#### [Exercise brief]
The listing below should be copied in full, word for word.

Rows from a figure dataset:
+-------+

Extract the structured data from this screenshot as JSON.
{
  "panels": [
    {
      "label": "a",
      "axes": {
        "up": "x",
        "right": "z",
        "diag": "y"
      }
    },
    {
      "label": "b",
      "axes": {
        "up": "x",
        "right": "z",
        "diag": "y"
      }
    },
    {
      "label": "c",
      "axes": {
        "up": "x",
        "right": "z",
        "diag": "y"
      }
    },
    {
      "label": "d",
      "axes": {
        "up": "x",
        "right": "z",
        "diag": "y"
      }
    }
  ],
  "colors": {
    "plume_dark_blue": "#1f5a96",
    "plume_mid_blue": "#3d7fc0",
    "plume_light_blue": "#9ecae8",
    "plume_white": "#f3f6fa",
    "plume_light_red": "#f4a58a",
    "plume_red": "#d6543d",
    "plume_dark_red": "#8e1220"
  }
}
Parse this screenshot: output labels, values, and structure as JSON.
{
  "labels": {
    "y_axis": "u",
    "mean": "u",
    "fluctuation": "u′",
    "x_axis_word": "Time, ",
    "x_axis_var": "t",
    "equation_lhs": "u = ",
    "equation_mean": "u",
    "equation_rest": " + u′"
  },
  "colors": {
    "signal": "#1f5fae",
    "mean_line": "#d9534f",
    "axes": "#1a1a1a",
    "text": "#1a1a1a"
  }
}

+-------+

#### [Full answer]
Extract the structured data from this screenshot as JSON.
{
  "panels": [
    {
      "label": "a",
      "axes": {
        "up": "x",
        "right": "z",
        "diag": "y"
      }
    },
    {
      "label": "b",
      "axes": {
        "up": "x",
        "right": "z",
        "diag": "y"
      }
    },
    {
      "label": "c",
      "axes": {
        "up": "x",
        "right": "z",
        "diag": "y"
      }
    },
    {
      "label": "d",
      "axes": {
        "up": "x",
        "right": "z",
        "diag": "y"
      }
    }
  ],
  "colors": {
    "plume_dark_blue": "#1f5a96",
    "plume_mid_blue": "#3d7fc0",
    "plume_light_blue": "#9ecae8",
    "plume_white": "#f3f6fa",
    "plume_light_red": "#f4a58a",
    "plume_red": "#d6543d",
    "plume_dark_red": "#8e1220"
  }
}
Parse this screenshot: output labels, values, and structure as JSON.
{
  "labels": {
    "y_axis": "u",
    "mean": "u",
    "fluctuation": "u′",
    "x_axis_word": "Time, ",
    "x_axis_var": "t",
    "equation_lhs": "u = ",
    "equation_mean": "u",
    "equation_rest": " + u′"
  },
  "colors": {
    "signal": "#1f5fae",
    "mean_line": "#d9534f",
    "axes": "#1a1a1a",
    "text": "#1a1a1a"
  }
}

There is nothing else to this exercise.